[Collected data entries]
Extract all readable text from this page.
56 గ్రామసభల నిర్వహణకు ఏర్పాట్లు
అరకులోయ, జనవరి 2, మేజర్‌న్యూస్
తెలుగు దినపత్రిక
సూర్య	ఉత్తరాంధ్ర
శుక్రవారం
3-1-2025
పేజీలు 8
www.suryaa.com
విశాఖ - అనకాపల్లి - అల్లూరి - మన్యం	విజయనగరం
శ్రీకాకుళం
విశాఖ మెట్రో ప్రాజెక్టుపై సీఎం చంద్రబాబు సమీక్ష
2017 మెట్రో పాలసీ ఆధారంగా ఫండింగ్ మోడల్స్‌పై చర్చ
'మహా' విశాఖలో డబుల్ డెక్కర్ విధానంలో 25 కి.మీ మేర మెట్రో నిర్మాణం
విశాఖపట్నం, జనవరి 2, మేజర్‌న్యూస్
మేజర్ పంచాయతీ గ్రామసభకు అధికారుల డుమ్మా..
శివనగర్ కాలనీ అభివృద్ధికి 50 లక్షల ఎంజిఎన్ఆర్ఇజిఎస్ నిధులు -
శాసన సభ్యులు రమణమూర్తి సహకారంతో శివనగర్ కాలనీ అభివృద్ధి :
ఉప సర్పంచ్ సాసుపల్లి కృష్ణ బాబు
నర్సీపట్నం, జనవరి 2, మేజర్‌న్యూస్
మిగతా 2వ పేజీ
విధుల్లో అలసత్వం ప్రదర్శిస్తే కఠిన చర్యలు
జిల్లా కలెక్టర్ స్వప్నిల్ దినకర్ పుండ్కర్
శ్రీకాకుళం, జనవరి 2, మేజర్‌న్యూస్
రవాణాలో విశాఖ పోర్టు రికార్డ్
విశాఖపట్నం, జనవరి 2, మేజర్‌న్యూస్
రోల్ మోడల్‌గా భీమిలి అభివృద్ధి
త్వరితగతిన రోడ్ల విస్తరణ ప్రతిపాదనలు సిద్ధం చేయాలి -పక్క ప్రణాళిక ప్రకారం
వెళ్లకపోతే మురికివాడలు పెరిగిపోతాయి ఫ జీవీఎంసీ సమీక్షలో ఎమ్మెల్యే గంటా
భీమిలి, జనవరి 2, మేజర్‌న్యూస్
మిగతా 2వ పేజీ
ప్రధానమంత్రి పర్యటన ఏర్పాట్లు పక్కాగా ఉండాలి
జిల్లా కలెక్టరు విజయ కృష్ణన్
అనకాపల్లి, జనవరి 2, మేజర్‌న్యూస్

• **TASK PROMPT**
Select every line where the word "జనవర" occurs.

• **ANSWER TO THIS EXERCISE**
అరకులోయ, జనవరి 2, మేజర్‌న్యూస్
విశాఖపట్నం, జనవరి 2, మేజర్‌న్యూస్
నర్సీపట్నం, జనవరి 2, మేజర్‌న్యూస్
శ్రీకాకుళం, జనవరి 2, మేజర్‌న్యూస్
విశాఖపట్నం, జనవరి 2, మేజర్‌న్యూస్
భీమిలి, జనవరి 2, మేజర్‌న్యూస్
అనకాపల్లి, జనవరి 2, మేజర్‌న్యూస్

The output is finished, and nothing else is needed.